● **Stated goal**
Transcribe every entry below word for word, but skip the pictures.

● **Record extracts**
━━━
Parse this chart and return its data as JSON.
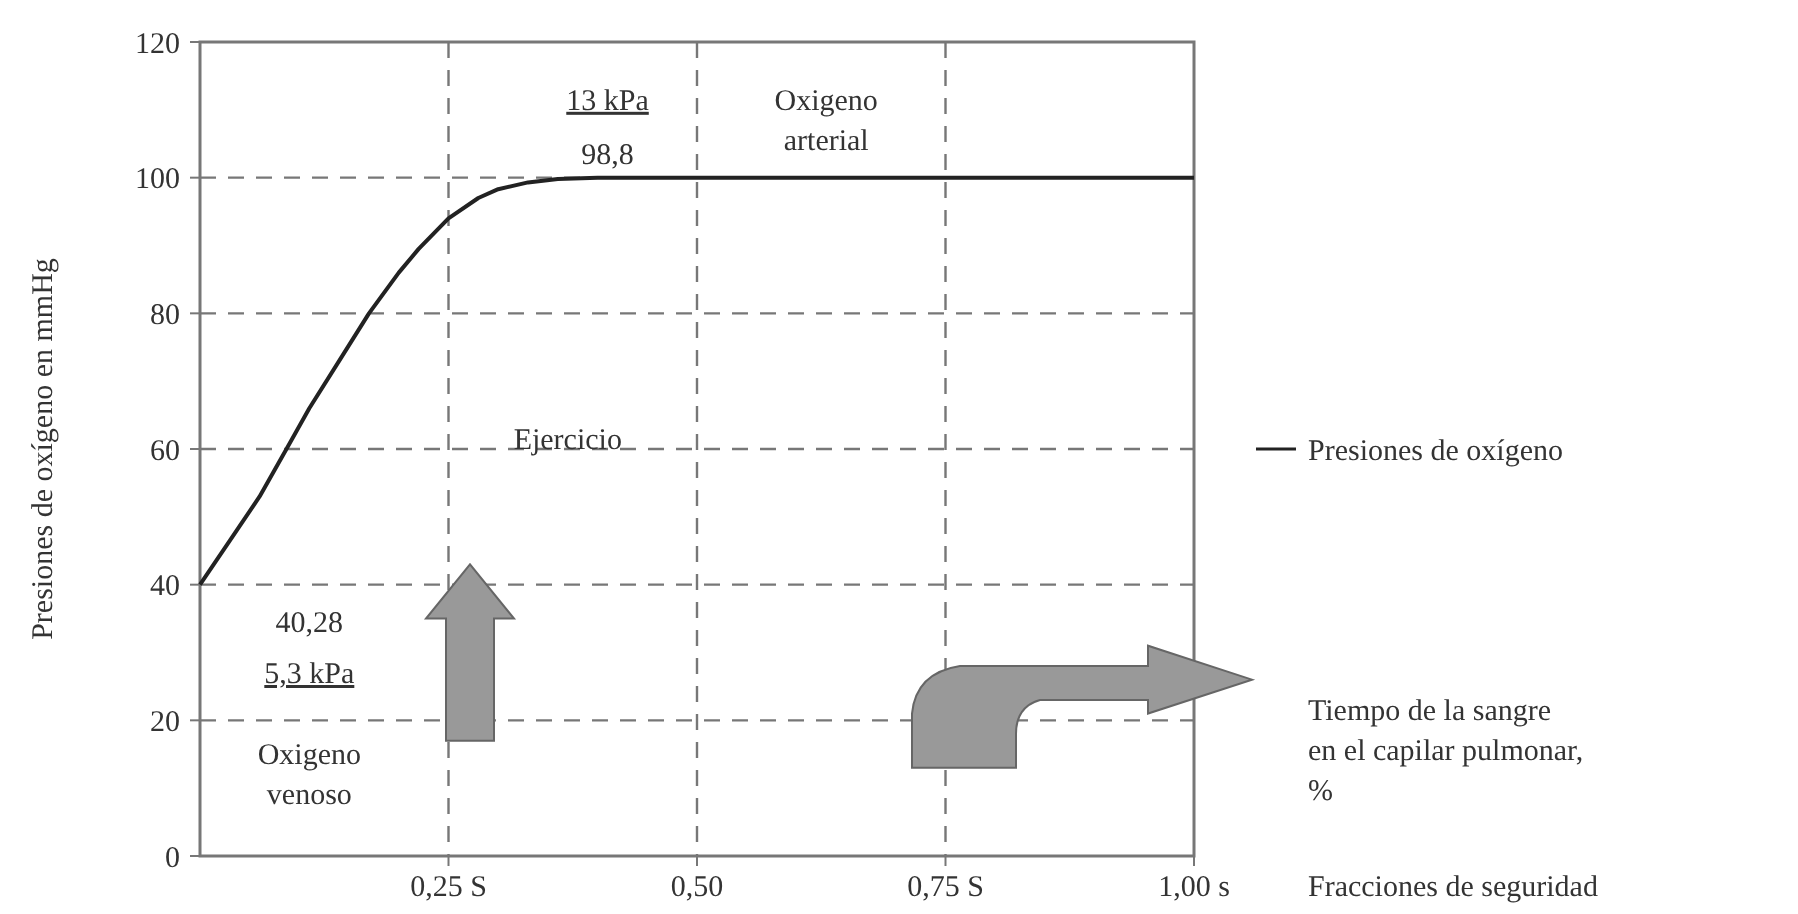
{
  "chart_data": {
    "type": "line",
    "ylabel": "Presiones de oxígeno en mmHg",
    "xlabel": "Fracciones de seguridad",
    "x": [
      0,
      0.03,
      0.06,
      0.087,
      0.11,
      0.14,
      0.17,
      0.2,
      0.22,
      0.25,
      0.28,
      0.3,
      0.33,
      0.36,
      0.4,
      0.5,
      0.75,
      1
    ],
    "series": [
      {
        "name": "Presiones de oxígeno",
        "color": "#222222",
        "values": [
          40,
          46.5,
          53,
          60,
          66,
          73,
          80,
          86,
          89.5,
          94,
          97,
          98.3,
          99.3,
          99.8,
          100,
          100,
          100,
          100
        ]
      }
    ],
    "xlim": [
      0,
      1
    ],
    "ylim": [
      0,
      120
    ],
    "xticks": [
      {
        "value": 0.25,
        "label": "0,25 S"
      },
      {
        "value": 0.5,
        "label": "0,50"
      },
      {
        "value": 0.75,
        "label": "0,75 S"
      },
      {
        "value": 1,
        "label": "1,00 s"
      }
    ],
    "yticks": [
      0,
      20,
      40,
      60,
      80,
      100,
      120
    ],
    "grid": true,
    "legend": "right",
    "marker": "none",
    "line_style": "solid",
    "annotations": [
      "13 kPa",
      "98,8",
      "Oxigeno\narterial",
      "Ejercicio",
      "40,28",
      "5,3 kPa",
      "Oxigeno\nvenoso",
      "Tiempo de la sangre\nen el capilar pulmonar,\n%"
    ]
  }
}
━━━
● **Expected answer**
Parse this chart and return its data as JSON.
{
  "chart_data": {
    "type": "line",
    "ylabel": "Presiones de oxígeno en mmHg",
    "xlabel": "Fracciones de seguridad",
    "x": [
      0,
      0.03,
      0.06,
      0.087,
      0.11,
      0.14,
      0.17,
      0.2,
      0.22,
      0.25,
      0.28,
      0.3,
      0.33,
      0.36,
      0.4,
      0.5,
      0.75,
      1
    ],
    "series": [
      {
        "name": "Presiones de oxígeno",
        "color": "#222222",
        "values": [
          40,
          46.5,
          53,
          60,
          66,
          73,
          80,
          86,
          89.5,
          94,
          97,
          98.3,
          99.3,
          99.8,
          100,
          100,
          100,
          100
        ]
      }
    ],
    "xlim": [
      0,
      1
    ],
    "ylim": [
      0,
      120
    ],
    "xticks": [
      {
        "value": 0.25,
        "label": "0,25 S"
      },
      {
        "value": 0.5,
        "label": "0,50"
      },
      {
        "value": 0.75,
        "label": "0,75 S"
      },
      {
        "value": 1,
        "label": "1,00 s"
      }
    ],
    "yticks": [
      0,
      20,
      40,
      60,
      80,
      100,
      120
    ],
    "grid": true,
    "legend": "right",
    "marker": "none",
    "line_style": "solid",
    "annotations": [
      "13 kPa",
      "98,8",
      "Oxigeno\narterial",
      "Ejercicio",
      "40,28",
      "5,3 kPa",
      "Oxigeno\nvenoso",
      "Tiempo de la sangre\nen el capilar pulmonar,\n%"
    ]
  }
}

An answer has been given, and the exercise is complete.